→ **DIRECTIVE**: Every line below must be reproduced exactly. Copy them all.

→ **DATA SHOWN**:
++++++++
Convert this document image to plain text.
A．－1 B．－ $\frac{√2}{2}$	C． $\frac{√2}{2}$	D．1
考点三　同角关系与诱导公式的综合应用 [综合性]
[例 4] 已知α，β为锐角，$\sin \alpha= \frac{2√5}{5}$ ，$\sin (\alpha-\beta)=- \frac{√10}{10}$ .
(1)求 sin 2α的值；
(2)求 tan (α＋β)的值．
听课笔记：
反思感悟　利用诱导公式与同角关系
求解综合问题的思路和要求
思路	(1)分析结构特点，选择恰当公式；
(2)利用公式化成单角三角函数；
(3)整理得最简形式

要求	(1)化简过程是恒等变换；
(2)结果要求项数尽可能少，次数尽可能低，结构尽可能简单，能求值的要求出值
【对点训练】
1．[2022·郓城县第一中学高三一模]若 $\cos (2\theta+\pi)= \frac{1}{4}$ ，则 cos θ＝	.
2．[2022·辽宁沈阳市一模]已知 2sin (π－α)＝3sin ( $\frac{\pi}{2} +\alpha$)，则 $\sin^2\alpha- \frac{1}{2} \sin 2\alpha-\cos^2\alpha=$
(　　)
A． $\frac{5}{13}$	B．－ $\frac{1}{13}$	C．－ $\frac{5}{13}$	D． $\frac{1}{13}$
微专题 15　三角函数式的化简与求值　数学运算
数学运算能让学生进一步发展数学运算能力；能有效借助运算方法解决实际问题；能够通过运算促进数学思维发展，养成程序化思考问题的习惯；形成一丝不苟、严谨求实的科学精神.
++++++++
→ **RIGHT ANSWER**:
Convert this document image to plain text.
A．－1 B．－ $\frac{√2}{2}$	C． $\frac{√2}{2}$	D．1
考点三　同角关系与诱导公式的综合应用 [综合性]
[例 4] 已知α，β为锐角，$\sin \alpha= \frac{2√5}{5}$ ，$\sin (\alpha-\beta)=- \frac{√10}{10}$ .
(1)求 sin 2α的值；
(2)求 tan (α＋β)的值．
听课笔记：
反思感悟　利用诱导公式与同角关系
求解综合问题的思路和要求
思路	(1)分析结构特点，选择恰当公式；
(2)利用公式化成单角三角函数；
(3)整理得最简形式

要求	(1)化简过程是恒等变换；
(2)结果要求项数尽可能少，次数尽可能低，结构尽可能简单，能求值的要求出值
【对点训练】
1．[2022·郓城县第一中学高三一模]若 $\cos (2\theta+\pi)= \frac{1}{4}$ ，则 cos θ＝	.
2．[2022·辽宁沈阳市一模]已知 2sin (π－α)＝3sin ( $\frac{\pi}{2} +\alpha$)，则 $\sin^2\alpha- \frac{1}{2} \sin 2\alpha-\cos^2\alpha=$
(　　)
A． $\frac{5}{13}$	B．－ $\frac{1}{13}$	C．－ $\frac{5}{13}$	D． $\frac{1}{13}$
微专题 15　三角函数式的化简与求值　数学运算
数学运算能让学生进一步发展数学运算能力；能有效借助运算方法解决实际问题；能够通过运算促进数学思维发展，养成程序化思考问题的习惯；形成一丝不苟、严谨求实的科学精神.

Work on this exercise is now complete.